→ **Short problem**: Word for word, restate every line of the material.

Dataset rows
::::
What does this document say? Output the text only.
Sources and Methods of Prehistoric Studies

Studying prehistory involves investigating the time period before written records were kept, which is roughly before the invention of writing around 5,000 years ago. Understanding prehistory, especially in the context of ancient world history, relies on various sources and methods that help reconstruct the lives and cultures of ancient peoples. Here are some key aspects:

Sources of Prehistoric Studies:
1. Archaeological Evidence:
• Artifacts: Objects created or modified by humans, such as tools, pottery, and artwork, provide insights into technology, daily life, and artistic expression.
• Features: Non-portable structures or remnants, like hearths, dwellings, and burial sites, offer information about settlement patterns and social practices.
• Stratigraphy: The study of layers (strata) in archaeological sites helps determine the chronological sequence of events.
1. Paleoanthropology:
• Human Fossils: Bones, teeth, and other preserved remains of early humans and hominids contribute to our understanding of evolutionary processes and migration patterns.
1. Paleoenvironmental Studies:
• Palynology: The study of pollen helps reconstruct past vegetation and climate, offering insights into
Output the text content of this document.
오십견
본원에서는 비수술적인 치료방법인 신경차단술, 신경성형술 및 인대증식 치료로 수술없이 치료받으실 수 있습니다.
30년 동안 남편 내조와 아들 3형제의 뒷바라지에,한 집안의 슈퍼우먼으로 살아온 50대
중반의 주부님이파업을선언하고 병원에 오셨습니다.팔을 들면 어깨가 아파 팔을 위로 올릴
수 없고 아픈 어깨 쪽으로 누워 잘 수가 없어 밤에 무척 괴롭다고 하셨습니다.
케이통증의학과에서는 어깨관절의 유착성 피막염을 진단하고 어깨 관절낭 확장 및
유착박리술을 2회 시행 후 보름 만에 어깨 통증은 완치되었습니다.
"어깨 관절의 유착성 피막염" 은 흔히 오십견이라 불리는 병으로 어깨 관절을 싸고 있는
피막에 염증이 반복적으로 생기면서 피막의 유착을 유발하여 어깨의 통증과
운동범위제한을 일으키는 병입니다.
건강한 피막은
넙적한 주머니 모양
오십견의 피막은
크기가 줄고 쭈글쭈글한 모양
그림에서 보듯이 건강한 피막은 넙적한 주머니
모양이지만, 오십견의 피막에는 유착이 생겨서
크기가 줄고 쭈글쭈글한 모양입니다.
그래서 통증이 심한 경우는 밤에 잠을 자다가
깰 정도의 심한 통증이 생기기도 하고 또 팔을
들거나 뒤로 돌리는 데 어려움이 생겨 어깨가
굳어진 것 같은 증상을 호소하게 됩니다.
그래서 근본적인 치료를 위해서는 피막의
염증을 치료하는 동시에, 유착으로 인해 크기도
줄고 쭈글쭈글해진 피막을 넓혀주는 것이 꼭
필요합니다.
::::
→ **Exercise output**:
What does this document say? Output the text only.
Sources and Methods of Prehistoric Studies

Studying prehistory involves investigating the time period before written records were kept, which is roughly before the invention of writing around 5,000 years ago. Understanding prehistory, especially in the context of ancient world history, relies on various sources and methods that help reconstruct the lives and cultures of ancient peoples. Here are some key aspects:

Sources of Prehistoric Studies:
1. Archaeological Evidence:
• Artifacts: Objects created or modified by humans, such as tools, pottery, and artwork, provide insights into technology, daily life, and artistic expression.
• Features: Non-portable structures or remnants, like hearths, dwellings, and burial sites, offer information about settlement patterns and social practices.
• Stratigraphy: The study of layers (strata) in archaeological sites helps determine the chronological sequence of events.
1. Paleoanthropology:
• Human Fossils: Bones, teeth, and other preserved remains of early humans and hominids contribute to our understanding of evolutionary processes and migration patterns.
1. Paleoenvironmental Studies:
• Palynology: The study of pollen helps reconstruct past vegetation and climate, offering insights into
Output the text content of this document.
오십견
본원에서는 비수술적인 치료방법인 신경차단술, 신경성형술 및 인대증식 치료로 수술없이 치료받으실 수 있습니다.
30년 동안 남편 내조와 아들 3형제의 뒷바라지에,한 집안의 슈퍼우먼으로 살아온 50대
중반의 주부님이파업을선언하고 병원에 오셨습니다.팔을 들면 어깨가 아파 팔을 위로 올릴
수 없고 아픈 어깨 쪽으로 누워 잘 수가 없어 밤에 무척 괴롭다고 하셨습니다.
케이통증의학과에서는 어깨관절의 유착성 피막염을 진단하고 어깨 관절낭 확장 및
유착박리술을 2회 시행 후 보름 만에 어깨 통증은 완치되었습니다.
"어깨 관절의 유착성 피막염" 은 흔히 오십견이라 불리는 병으로 어깨 관절을 싸고 있는
피막에 염증이 반복적으로 생기면서 피막의 유착을 유발하여 어깨의 통증과
운동범위제한을 일으키는 병입니다.
건강한 피막은
넙적한 주머니 모양
오십견의 피막은
크기가 줄고 쭈글쭈글한 모양
그림에서 보듯이 건강한 피막은 넙적한 주머니
모양이지만, 오십견의 피막에는 유착이 생겨서
크기가 줄고 쭈글쭈글한 모양입니다.
그래서 통증이 심한 경우는 밤에 잠을 자다가
깰 정도의 심한 통증이 생기기도 하고 또 팔을
들거나 뒤로 돌리는 데 어려움이 생겨 어깨가
굳어진 것 같은 증상을 호소하게 됩니다.
그래서 근본적인 치료를 위해서는 피막의
염증을 치료하는 동시에, 유착으로 인해 크기도
줄고 쭈글쭈글해진 피막을 넓혀주는 것이 꼭
필요합니다.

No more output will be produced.